■ **Chart and figure data**:
========================================================================

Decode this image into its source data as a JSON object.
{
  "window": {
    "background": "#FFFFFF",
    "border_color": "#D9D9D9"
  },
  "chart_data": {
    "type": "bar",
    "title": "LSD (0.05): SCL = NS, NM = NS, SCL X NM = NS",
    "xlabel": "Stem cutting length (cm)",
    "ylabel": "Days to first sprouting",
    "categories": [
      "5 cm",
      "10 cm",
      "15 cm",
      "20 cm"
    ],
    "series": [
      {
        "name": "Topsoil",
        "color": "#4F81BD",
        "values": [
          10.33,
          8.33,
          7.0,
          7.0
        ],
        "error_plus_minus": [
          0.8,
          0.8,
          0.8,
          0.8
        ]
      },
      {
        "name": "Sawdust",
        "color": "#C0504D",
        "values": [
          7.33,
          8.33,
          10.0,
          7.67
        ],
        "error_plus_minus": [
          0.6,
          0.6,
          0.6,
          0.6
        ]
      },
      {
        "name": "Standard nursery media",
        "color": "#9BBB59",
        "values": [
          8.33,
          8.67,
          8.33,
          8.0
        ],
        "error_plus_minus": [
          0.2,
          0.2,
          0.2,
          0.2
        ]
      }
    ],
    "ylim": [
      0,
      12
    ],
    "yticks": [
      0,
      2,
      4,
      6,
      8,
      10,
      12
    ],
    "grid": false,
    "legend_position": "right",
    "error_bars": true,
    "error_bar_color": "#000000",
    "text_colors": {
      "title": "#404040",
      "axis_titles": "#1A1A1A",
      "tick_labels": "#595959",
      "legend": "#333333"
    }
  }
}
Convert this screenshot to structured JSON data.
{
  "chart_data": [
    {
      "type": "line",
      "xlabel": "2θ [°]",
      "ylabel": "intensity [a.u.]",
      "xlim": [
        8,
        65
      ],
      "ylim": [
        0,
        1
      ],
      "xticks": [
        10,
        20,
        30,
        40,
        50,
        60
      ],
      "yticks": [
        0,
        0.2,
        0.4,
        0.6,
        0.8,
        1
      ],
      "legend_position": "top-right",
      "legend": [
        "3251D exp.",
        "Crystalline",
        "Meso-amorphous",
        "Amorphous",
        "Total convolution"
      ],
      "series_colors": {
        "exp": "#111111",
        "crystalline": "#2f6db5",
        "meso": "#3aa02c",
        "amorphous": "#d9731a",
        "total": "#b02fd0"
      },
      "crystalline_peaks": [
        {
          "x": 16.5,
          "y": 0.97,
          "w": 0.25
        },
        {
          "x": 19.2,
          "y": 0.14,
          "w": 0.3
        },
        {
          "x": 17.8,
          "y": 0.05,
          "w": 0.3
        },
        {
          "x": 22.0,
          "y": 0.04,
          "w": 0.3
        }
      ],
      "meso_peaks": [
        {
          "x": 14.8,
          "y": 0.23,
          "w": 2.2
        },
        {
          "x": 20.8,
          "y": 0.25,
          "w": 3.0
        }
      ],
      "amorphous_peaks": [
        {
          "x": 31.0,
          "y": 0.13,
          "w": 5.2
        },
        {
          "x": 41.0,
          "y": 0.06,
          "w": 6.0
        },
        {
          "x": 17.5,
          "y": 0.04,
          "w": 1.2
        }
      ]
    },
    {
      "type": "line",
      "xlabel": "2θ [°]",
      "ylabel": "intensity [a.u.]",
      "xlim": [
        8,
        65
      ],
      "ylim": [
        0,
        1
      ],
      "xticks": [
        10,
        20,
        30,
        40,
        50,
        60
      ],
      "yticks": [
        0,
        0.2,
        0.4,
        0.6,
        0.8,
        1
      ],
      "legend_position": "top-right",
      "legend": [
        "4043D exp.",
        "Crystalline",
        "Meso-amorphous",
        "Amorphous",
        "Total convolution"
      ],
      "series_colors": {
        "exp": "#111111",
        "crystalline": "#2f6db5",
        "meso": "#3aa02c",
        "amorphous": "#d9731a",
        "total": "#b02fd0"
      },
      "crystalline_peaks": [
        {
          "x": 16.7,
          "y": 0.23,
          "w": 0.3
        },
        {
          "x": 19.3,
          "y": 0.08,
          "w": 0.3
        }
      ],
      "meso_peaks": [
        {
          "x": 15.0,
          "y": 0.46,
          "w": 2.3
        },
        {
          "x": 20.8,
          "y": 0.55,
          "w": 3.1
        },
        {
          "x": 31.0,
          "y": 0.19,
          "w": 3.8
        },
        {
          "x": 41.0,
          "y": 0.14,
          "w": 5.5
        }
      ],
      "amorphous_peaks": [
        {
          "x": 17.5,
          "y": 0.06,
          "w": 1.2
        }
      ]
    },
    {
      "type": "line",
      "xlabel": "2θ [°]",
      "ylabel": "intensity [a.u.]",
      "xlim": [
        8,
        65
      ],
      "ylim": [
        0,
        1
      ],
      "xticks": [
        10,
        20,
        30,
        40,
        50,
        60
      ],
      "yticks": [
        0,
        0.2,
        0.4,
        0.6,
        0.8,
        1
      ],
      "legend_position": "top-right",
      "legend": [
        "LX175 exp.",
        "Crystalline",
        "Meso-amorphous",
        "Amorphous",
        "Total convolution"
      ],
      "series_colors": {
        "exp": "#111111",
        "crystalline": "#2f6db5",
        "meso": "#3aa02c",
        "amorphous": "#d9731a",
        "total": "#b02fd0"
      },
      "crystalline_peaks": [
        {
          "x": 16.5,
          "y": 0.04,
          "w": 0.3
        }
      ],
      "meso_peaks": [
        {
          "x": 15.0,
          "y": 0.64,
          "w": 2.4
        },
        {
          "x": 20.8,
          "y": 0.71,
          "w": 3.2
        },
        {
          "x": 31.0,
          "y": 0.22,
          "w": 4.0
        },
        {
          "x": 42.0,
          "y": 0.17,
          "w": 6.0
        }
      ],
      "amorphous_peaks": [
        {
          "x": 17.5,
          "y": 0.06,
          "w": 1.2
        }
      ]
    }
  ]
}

========================================================================

Retype the records in full. Keep every line identical to the original.

■ **Result of the exercise**:
Decode this image into its source data as a JSON object.
{
  "window": {
    "background": "#FFFFFF",
    "border_color": "#D9D9D9"
  },
  "chart_data": {
    "type": "bar",
    "title": "LSD (0.05): SCL = NS, NM = NS, SCL X NM = NS",
    "xlabel": "Stem cutting length (cm)",
    "ylabel": "Days to first sprouting",
    "categories": [
      "5 cm",
      "10 cm",
      "15 cm",
      "20 cm"
    ],
    "series": [
      {
        "name": "Topsoil",
        "color": "#4F81BD",
        "values": [
          10.33,
          8.33,
          7.0,
          7.0
        ],
        "error_plus_minus": [
          0.8,
          0.8,
          0.8,
          0.8
        ]
      },
      {
        "name": "Sawdust",
        "color": "#C0504D",
        "values": [
          7.33,
          8.33,
          10.0,
          7.67
        ],
        "error_plus_minus": [
          0.6,
          0.6,
          0.6,
          0.6
        ]
      },
      {
        "name": "Standard nursery media",
        "color": "#9BBB59",
        "values": [
          8.33,
          8.67,
          8.33,
          8.0
        ],
        "error_plus_minus": [
          0.2,
          0.2,
          0.2,
          0.2
        ]
      }
    ],
    "ylim": [
      0,
      12
    ],
    "yticks": [
      0,
      2,
      4,
      6,
      8,
      10,
      12
    ],
    "grid": false,
    "legend_position": "right",
    "error_bars": true,
    "error_bar_color": "#000000",
    "text_colors": {
      "title": "#404040",
      "axis_titles": "#1A1A1A",
      "tick_labels": "#595959",
      "legend": "#333333"
    }
  }
}
Convert this screenshot to structured JSON data.
{
  "chart_data": [
    {
      "type": "line",
      "xlabel": "2θ [°]",
      "ylabel": "intensity [a.u.]",
      "xlim": [
        8,
        65
      ],
      "ylim": [
        0,
        1
      ],
      "xticks": [
        10,
        20,
        30,
        40,
        50,
        60
      ],
      "yticks": [
        0,
        0.2,
        0.4,
        0.6,
        0.8,
        1
      ],
      "legend_position": "top-right",
      "legend": [
        "3251D exp.",
        "Crystalline",
        "Meso-amorphous",
        "Amorphous",
        "Total convolution"
      ],
      "series_colors": {
        "exp": "#111111",
        "crystalline": "#2f6db5",
        "meso": "#3aa02c",
        "amorphous": "#d9731a",
        "total": "#b02fd0"
      },
      "crystalline_peaks": [
        {
          "x": 16.5,
          "y": 0.97,
          "w": 0.25
        },
        {
          "x": 19.2,
          "y": 0.14,
          "w": 0.3
        },
        {
          "x": 17.8,
          "y": 0.05,
          "w": 0.3
        },
        {
          "x": 22.0,
          "y": 0.04,
          "w": 0.3
        }
      ],
      "meso_peaks": [
        {
          "x": 14.8,
          "y": 0.23,
          "w": 2.2
        },
        {
          "x": 20.8,
          "y": 0.25,
          "w": 3.0
        }
      ],
      "amorphous_peaks": [
        {
          "x": 31.0,
          "y": 0.13,
          "w": 5.2
        },
        {
          "x": 41.0,
          "y": 0.06,
          "w": 6.0
        },
        {
          "x": 17.5,
          "y": 0.04,
          "w": 1.2
        }
      ]
    },
    {
      "type": "line",
      "xlabel": "2θ [°]",
      "ylabel": "intensity [a.u.]",
      "xlim": [
        8,
        65
      ],
      "ylim": [
        0,
        1
      ],
      "xticks": [
        10,
        20,
        30,
        40,
        50,
        60
      ],
      "yticks": [
        0,
        0.2,
        0.4,
        0.6,
        0.8,
        1
      ],
      "legend_position": "top-right",
      "legend": [
        "4043D exp.",
        "Crystalline",
        "Meso-amorphous",
        "Amorphous",
        "Total convolution"
      ],
      "series_colors": {
        "exp": "#111111",
        "crystalline": "#2f6db5",
        "meso": "#3aa02c",
        "amorphous": "#d9731a",
        "total": "#b02fd0"
      },
      "crystalline_peaks": [
        {
          "x": 16.7,
          "y": 0.23,
          "w": 0.3
        },
        {
          "x": 19.3,
          "y": 0.08,
          "w": 0.3
        }
      ],
      "meso_peaks": [
        {
          "x": 15.0,
          "y": 0.46,
          "w": 2.3
        },
        {
          "x": 20.8,
          "y": 0.55,
          "w": 3.1
        },
        {
          "x": 31.0,
          "y": 0.19,
          "w": 3.8
        },
        {
          "x": 41.0,
          "y": 0.14,
          "w": 5.5
        }
      ],
      "amorphous_peaks": [
        {
          "x": 17.5,
          "y": 0.06,
          "w": 1.2
        }
      ]
    },
    {
      "type": "line",
      "xlabel": "2θ [°]",
      "ylabel": "intensity [a.u.]",
      "xlim": [
        8,
        65
      ],
      "ylim": [
        0,
        1
      ],
      "xticks": [
        10,
        20,
        30,
        40,
        50,
        60
      ],
      "yticks": [
        0,
        0.2,
        0.4,
        0.6,
        0.8,
        1
      ],
      "legend_position": "top-right",
      "legend": [
        "LX175 exp.",
        "Crystalline",
        "Meso-amorphous",
        "Amorphous",
        "Total convolution"
      ],
      "series_colors": {
        "exp": "#111111",
        "crystalline": "#2f6db5",
        "meso": "#3aa02c",
        "amorphous": "#d9731a",
        "total": "#b02fd0"
      },
      "crystalline_peaks": [
        {
          "x": 16.5,
          "y": 0.04,
          "w": 0.3
        }
      ],
      "meso_peaks": [
        {
          "x": 15.0,
          "y": 0.64,
          "w": 2.4
        },
        {
          "x": 20.8,
          "y": 0.71,
          "w": 3.2
        },
        {
          "x": 31.0,
          "y": 0.22,
          "w": 4.0
        },
        {
          "x": 42.0,
          "y": 0.17,
          "w": 6.0
        }
      ],
      "amorphous_peaks": [
        {
          "x": 17.5,
          "y": 0.06,
          "w": 1.2
        }
      ]
    }
  ]
}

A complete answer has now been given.